- SHORT EXERCISE: Pull out every line below that contains the word "Shot".
Begin SUPPLIED MATERIAL
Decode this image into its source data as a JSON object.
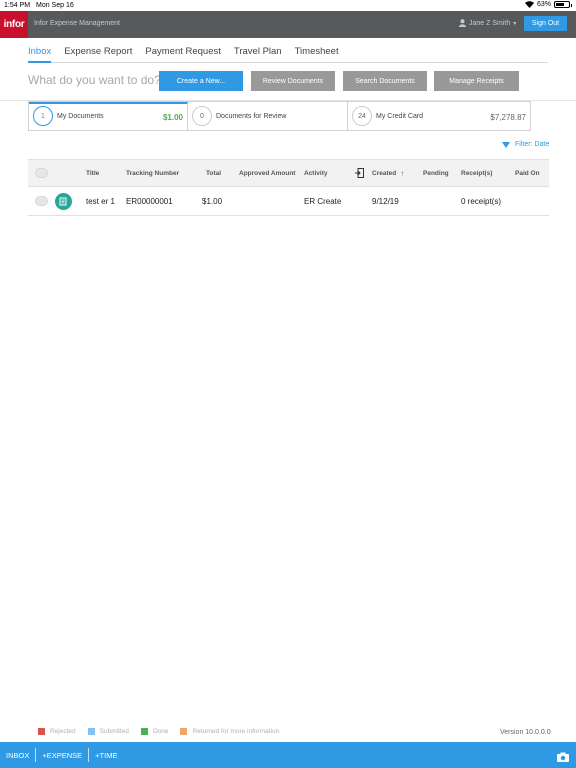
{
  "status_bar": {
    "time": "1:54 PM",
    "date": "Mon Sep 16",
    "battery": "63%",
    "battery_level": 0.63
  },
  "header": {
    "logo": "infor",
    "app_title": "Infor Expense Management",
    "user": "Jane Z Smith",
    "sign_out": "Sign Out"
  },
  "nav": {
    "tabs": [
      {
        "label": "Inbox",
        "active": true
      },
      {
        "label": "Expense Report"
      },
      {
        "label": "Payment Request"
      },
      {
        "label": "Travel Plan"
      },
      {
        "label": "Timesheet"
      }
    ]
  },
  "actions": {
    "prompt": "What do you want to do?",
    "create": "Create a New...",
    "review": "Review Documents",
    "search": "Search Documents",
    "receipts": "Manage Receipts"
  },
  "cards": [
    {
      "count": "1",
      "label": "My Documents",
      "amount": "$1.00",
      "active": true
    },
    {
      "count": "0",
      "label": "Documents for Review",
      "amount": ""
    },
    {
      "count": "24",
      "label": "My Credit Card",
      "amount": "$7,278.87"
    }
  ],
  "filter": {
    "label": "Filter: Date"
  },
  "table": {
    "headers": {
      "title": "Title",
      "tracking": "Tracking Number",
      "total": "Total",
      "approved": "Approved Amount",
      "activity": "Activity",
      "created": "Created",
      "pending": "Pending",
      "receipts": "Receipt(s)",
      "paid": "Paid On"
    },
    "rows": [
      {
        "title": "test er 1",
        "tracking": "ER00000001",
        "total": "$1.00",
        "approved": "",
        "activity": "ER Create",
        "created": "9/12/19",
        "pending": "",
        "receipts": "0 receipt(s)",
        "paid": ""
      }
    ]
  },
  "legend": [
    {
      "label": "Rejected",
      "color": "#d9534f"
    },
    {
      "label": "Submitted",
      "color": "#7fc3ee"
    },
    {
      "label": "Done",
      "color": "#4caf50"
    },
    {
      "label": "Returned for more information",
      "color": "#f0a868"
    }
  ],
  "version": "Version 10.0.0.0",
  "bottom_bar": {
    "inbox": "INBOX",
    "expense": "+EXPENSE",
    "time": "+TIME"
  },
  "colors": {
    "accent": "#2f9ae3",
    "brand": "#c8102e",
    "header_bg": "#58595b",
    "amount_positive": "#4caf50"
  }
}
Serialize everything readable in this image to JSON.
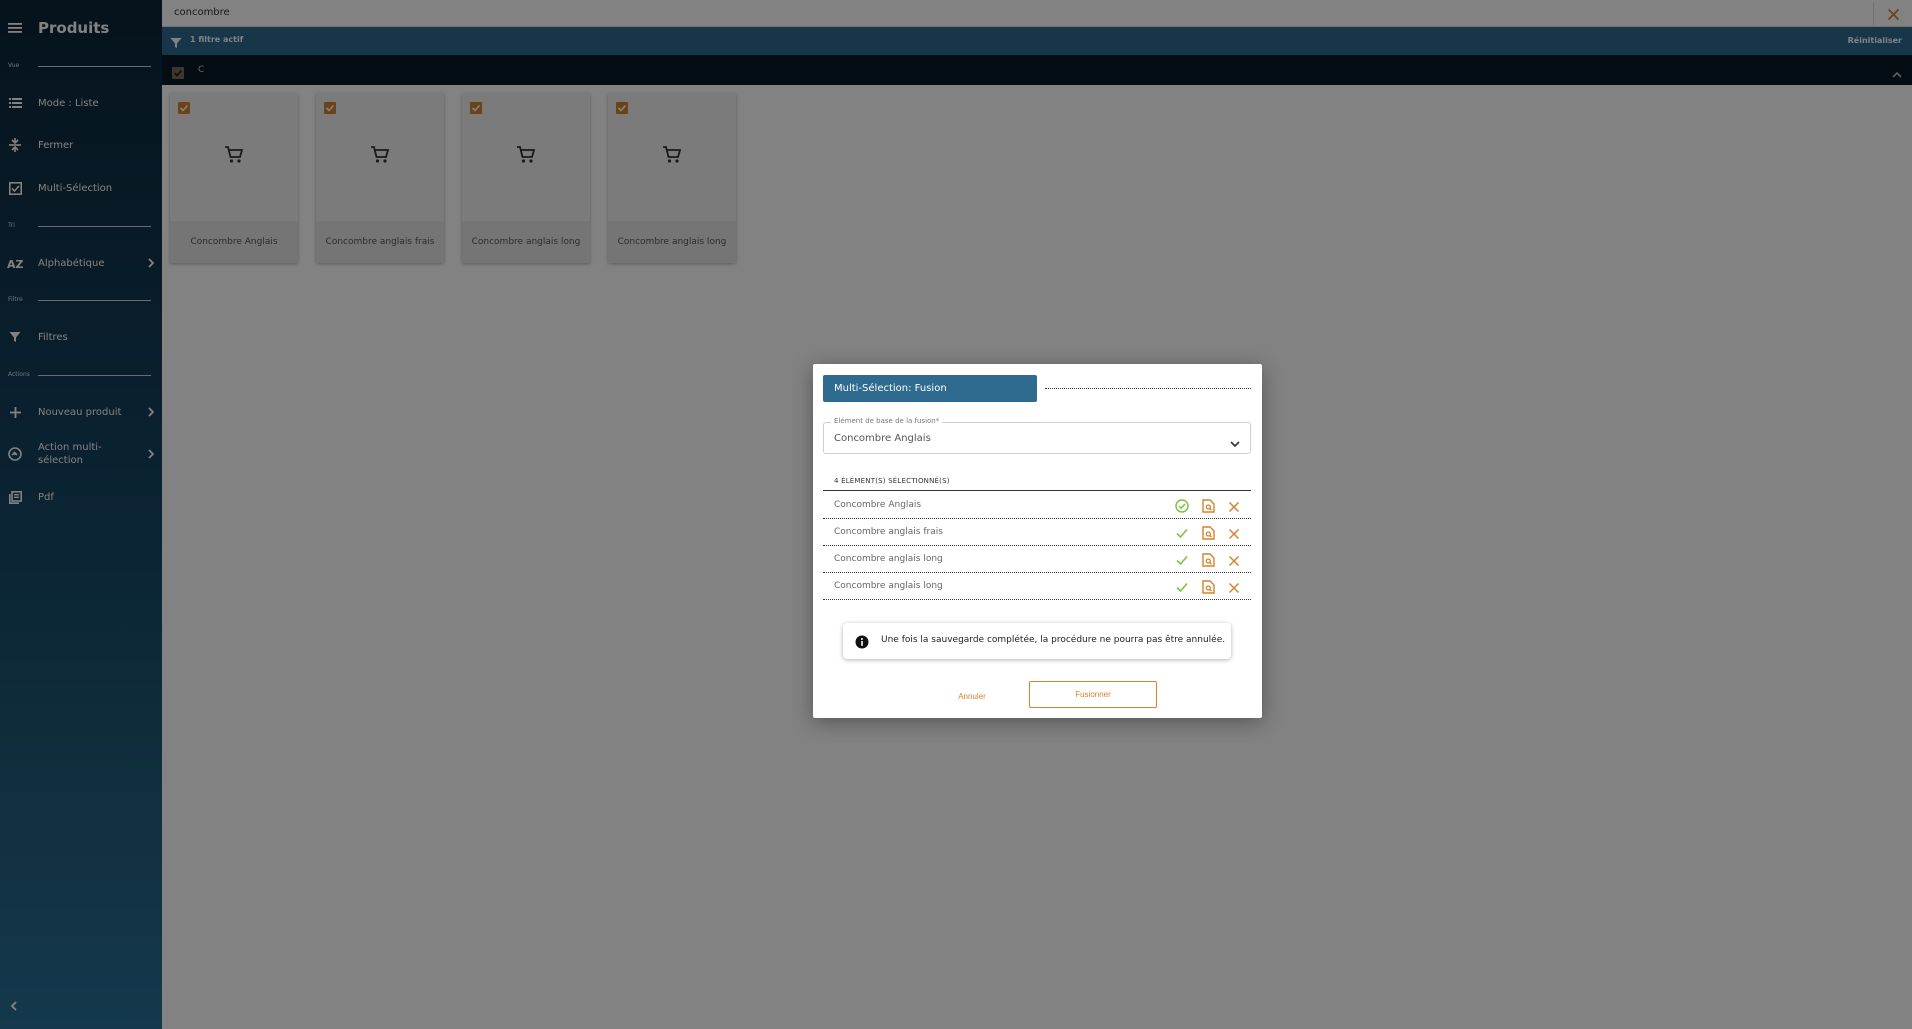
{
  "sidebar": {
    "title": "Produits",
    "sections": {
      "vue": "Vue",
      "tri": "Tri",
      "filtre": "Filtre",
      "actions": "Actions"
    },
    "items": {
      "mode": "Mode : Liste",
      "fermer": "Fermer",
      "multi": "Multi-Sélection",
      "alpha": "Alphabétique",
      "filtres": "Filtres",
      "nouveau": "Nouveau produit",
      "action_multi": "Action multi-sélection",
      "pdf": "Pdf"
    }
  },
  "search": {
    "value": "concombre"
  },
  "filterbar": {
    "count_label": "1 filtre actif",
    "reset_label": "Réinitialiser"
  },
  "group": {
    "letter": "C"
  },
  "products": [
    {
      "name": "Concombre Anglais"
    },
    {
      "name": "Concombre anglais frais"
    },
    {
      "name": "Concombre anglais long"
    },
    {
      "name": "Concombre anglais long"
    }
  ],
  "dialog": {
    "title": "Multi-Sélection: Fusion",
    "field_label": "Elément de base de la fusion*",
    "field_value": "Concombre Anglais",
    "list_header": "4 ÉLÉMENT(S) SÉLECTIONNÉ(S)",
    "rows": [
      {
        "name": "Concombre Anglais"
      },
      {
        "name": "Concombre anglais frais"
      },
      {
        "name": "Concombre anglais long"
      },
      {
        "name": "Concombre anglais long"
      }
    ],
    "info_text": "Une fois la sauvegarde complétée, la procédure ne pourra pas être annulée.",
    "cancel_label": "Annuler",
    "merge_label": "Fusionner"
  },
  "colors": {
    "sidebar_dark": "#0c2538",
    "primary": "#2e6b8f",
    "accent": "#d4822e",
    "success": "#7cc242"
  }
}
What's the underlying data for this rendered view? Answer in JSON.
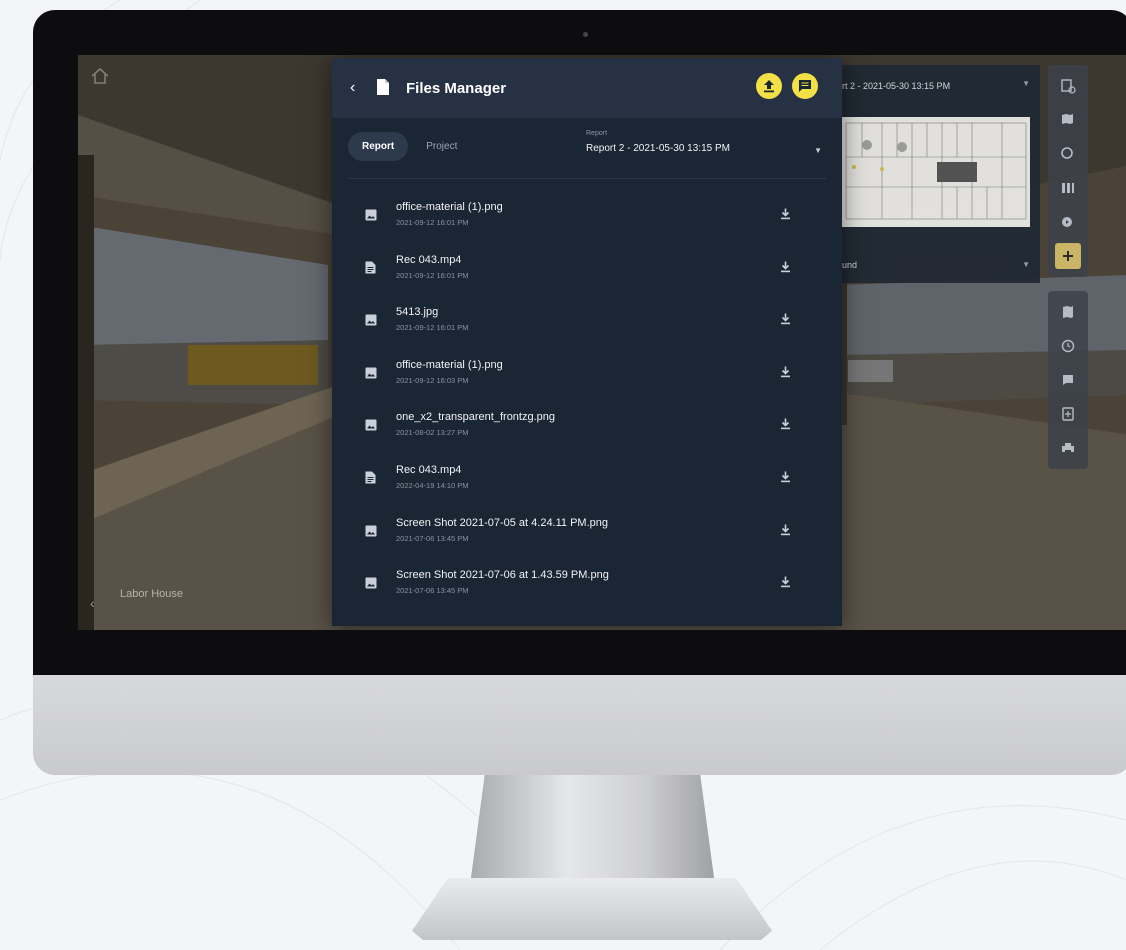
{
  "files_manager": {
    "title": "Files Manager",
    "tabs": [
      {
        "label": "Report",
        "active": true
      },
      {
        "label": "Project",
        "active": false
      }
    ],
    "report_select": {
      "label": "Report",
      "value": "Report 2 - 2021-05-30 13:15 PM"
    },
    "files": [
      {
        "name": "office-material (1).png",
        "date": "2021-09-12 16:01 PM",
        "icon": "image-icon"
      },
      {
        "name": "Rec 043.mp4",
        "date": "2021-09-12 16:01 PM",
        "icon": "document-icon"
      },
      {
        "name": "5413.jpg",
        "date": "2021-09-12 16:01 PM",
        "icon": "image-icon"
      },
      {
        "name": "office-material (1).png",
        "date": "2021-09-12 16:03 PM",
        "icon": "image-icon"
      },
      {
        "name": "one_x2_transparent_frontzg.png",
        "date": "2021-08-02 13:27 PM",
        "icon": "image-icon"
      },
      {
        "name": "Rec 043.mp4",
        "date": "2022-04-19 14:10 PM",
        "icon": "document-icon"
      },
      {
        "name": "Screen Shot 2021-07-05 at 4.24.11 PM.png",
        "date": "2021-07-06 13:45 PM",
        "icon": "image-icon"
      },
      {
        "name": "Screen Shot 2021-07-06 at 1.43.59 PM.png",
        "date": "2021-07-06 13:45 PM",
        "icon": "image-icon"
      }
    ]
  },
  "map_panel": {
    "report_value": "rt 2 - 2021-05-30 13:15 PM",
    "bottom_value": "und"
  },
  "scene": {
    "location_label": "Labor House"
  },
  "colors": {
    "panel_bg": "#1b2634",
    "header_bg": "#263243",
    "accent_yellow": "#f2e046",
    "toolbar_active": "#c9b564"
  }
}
End SUPPLIED MATERIAL
- FINAL RESULT:
        "name": "Screen Shot 2021-07-05 at 4.24.11 PM.png",
        "name": "Screen Shot 2021-07-06 at 1.43.59 PM.png",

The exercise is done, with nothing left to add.